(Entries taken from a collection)
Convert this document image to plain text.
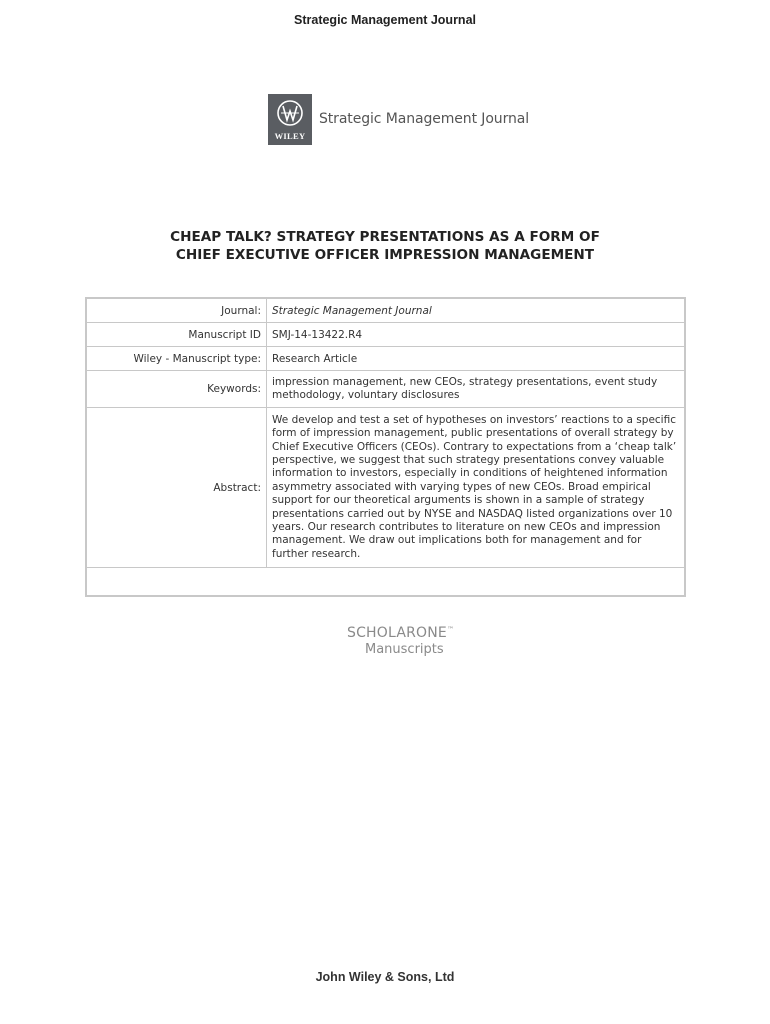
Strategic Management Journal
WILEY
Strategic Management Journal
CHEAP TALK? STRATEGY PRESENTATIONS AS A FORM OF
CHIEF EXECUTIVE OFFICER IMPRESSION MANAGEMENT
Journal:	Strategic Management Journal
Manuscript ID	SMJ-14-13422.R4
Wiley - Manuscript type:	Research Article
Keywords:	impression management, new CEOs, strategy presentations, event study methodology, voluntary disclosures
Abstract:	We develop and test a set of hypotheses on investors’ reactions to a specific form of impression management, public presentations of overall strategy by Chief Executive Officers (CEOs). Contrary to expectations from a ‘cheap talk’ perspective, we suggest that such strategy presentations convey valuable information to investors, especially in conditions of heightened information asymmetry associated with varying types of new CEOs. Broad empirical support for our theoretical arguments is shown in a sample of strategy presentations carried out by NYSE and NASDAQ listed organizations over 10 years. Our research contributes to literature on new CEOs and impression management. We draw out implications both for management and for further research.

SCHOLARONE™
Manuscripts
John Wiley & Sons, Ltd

--

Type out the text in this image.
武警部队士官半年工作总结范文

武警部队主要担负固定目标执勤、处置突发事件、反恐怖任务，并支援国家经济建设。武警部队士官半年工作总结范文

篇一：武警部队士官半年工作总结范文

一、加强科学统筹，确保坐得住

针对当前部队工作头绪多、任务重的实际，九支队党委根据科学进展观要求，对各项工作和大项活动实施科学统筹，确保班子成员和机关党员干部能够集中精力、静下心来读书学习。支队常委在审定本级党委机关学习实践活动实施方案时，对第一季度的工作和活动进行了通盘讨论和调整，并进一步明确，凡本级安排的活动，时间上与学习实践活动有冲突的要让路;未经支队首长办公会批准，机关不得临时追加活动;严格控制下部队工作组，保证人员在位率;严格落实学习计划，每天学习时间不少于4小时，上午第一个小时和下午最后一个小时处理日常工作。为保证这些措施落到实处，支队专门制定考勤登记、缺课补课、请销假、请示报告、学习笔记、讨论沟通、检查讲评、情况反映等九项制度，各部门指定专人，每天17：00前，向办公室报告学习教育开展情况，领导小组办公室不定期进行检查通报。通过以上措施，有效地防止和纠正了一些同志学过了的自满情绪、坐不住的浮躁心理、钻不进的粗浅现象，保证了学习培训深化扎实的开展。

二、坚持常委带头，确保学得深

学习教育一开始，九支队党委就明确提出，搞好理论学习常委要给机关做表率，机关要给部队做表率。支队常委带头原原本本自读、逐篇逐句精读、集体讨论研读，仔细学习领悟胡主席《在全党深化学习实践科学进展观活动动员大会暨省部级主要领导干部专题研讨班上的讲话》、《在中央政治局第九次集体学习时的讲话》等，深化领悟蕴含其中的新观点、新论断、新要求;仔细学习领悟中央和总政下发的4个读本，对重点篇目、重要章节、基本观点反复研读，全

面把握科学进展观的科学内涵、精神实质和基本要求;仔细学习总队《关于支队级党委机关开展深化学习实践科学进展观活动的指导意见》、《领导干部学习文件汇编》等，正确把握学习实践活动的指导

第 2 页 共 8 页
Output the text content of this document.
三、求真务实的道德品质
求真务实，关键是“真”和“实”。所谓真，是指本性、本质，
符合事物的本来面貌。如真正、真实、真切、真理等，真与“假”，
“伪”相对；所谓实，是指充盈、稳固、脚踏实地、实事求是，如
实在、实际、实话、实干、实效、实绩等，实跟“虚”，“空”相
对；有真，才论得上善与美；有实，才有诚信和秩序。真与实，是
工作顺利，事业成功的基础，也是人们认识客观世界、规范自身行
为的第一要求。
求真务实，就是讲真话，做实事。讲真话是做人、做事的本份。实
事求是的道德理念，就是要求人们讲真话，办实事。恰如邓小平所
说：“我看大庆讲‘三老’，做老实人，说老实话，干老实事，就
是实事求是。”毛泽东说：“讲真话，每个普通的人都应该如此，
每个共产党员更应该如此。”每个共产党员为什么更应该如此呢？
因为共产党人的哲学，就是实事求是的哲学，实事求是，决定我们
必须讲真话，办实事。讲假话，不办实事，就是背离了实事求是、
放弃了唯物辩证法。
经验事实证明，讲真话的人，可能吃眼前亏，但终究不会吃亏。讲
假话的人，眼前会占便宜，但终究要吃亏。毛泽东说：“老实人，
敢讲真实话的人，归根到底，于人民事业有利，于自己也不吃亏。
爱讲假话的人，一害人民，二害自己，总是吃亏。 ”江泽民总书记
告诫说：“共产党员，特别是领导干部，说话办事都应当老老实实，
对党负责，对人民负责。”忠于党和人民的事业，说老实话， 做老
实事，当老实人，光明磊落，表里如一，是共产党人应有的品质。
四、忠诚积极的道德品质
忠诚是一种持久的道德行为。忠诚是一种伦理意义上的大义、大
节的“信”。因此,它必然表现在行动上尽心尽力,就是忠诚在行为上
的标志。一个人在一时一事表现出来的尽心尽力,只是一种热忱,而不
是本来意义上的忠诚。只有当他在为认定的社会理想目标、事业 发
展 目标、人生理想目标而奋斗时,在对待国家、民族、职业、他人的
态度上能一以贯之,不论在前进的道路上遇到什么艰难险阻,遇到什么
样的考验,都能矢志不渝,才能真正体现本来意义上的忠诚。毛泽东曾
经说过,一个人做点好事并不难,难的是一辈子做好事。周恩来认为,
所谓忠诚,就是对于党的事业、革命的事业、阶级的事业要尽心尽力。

#### Requirements
Determine the number of lines where the string "说老实话" occurs, and give that number only.

#### Answer for the task
2